Selected text —
----------------

Film score by Kyle Eastwood and Michael Stevens
- Released: December 12, 2006
- Studio: Eastwood Scoring Stage, Warner Bros. Studios, Burbank, California
- Genre: Film score
- Length: 37:41
- Label: Milan
- Producer: Kyle Eastwood; Michael Stevens;

Kyle Eastwood and Michael Stevens chronology
|  | Letters from Iwo Jima (2006) | Rails & Ties (2007) |

= Letters from Iwo Jima (soundtrack) =

Letters from Iwo Jima (Original Motion Picture Soundtrack) is the film score to the 2006 film Letters from Iwo Jima directed and produced by Clint Eastwood. The score was composed by Clint's son Kyle Eastwood and Michael Stevens in their composition debut and released through Milan Records on December 12, 2006.

== Background and release ==
Letters from Iwo Jima is the composition debut of Clint's son and jazz bassist Kyle Eastwood and Michael Stevens. Both composers worked for Clint in arranging the music of The Rookie (1990), Mystic River (2002) and Million Dollar Baby (2004), while also worked on additional music in Flags of Our Fathers.

The score was released through Milan Records on December 12, 2006, featuring 13 tracks. Another album featuring music from Flags of Our Fathers composed by Clint, was released as a double disc album in May 2007.

----------------

Problems to work on —
1. According to the soundtrack article, on which earlier Clint Eastwood films did Kyle Eastwood and Michael Stevens work? List every one.
2. Pick up the article on the Letters from Iwo Jima soundtrack after its final sentence and keep writing.
The records below this point come from a separate source.

Given records —
----------------

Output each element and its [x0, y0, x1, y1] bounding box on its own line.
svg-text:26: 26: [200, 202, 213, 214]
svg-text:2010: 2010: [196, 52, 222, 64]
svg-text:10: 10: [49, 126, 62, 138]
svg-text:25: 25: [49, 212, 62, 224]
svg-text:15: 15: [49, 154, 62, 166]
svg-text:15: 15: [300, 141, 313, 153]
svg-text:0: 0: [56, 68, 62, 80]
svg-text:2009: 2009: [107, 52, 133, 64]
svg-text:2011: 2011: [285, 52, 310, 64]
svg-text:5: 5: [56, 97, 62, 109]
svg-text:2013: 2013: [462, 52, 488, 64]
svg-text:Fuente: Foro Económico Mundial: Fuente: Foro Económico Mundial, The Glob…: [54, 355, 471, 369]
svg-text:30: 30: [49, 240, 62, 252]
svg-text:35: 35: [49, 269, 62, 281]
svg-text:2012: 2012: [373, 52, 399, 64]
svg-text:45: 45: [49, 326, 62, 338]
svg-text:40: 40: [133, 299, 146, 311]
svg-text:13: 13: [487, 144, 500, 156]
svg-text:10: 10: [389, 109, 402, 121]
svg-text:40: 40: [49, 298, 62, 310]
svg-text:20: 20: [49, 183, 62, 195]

----------------

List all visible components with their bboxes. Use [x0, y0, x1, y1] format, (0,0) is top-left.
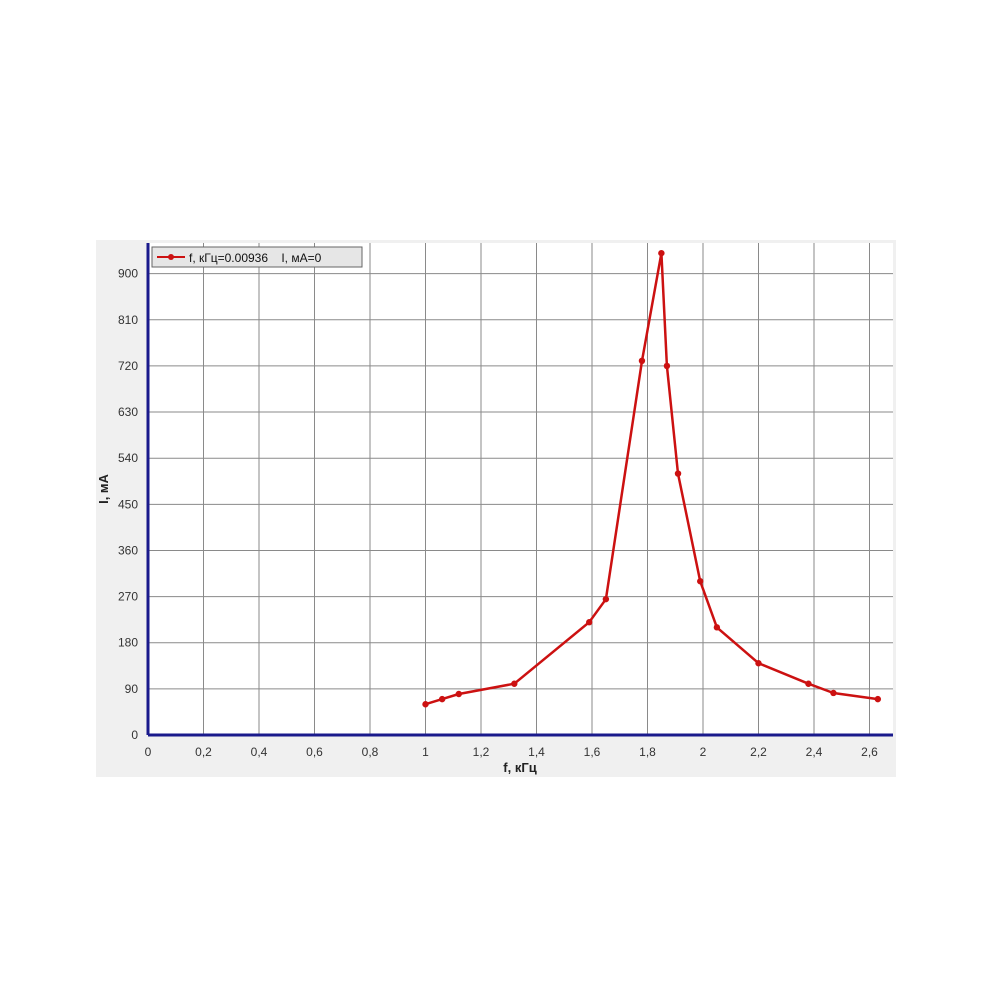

----------------

Answers to the exercises —
1. The Rookie (1990), Mystic River (2002), Million Dollar Baby (2004), Flags of Our Fathers

2.
== Track listing ==

| No. | Title | Length |
|---|---|---|
| 1. | "Main Titles" | 4:17 |
| 2. | "Letters Montage" | 3:18 |
| 3. | "Preparing for the Battle" | 2:59 |
| 4. | "Suicide" | 3:20 |
| 5. | "Enemy Fire" | 1:39 |
| 6. | "Shimizu's Past" | 3:07 |
| 7. | "Dinner Party" | 3:17 |
| 8. | "Nearing the End" | 2:11 |
| 9. | "Kuribayashi's Farewell Letter" | 2:03 |
| 10. | "Song for the Defense of Iwo Jima" | 1:18 |
| 11. | "Kuribayashi Pleads for Death" | 2:55 |
| 12. | "End Titles Part 1" | 2:55 |
| 13. | "End Titles Part 2" | 4:22 |
| Total length: |  | 37:41 |

| No. | Title | Length |
|---|---|---|
| 14. | "Main Titles" (Radio Edit) (bonus) | 2:51 |
| 15. | "Main Titles" (Composers Duet) (bonus) | 2:40 |
| 16. | "Exclusive Interview With Clint Eastwood" (bonus) | 16:37 |
| 17. | "Exclusive Interview With Kyle Eastwood and Michael Stevens" (bonus) | 73:19 |

== Reception ==
Chad Grischow of IGN wrote "Kyle Eastwood and Michael Stevens' Letters From Iwo Jima strikes just the right chord with its tender, intimate, and proud score. More variety in the wonderful theme of the film would have benefited it, but as it stands it is a solid effort that shows the duo to be up and coming composers with a great deal of talent." Tim Clark of Soundtrack.Net wrote "While the album itself may not make for an entirely satisfying stand-alone listening experience, it delivers pretty much what you'd expect: a complete catalogue of the film's musical cues and an aural reminder of the film's emotional power. It may not join the pantheon of classic American film scores, but it is, in its own way, richly rewarding, moving and soulful."

Philip French of The Guardian described it "a plangent score co-written by Eastwood's son Kyle". Todd McCarthy of Variety called it a "spare score this time was composed not by the director, but by son Kyle Eastwood and Michael Stevens." Manchester Evening News-based critic wrote "Kyle Eastwood and Michael Stevens provide the elegiac soundtrack that is just as haunting as the soldier's words: "See you on the other side... If not on this Earth, then in the next." Richard A. Blake of America wrote "The score by Kyle Eastwood and Michael Stevens employs Western rather than Japanese idioms. It is moving, without being intrusive. These pieces come together magnificently."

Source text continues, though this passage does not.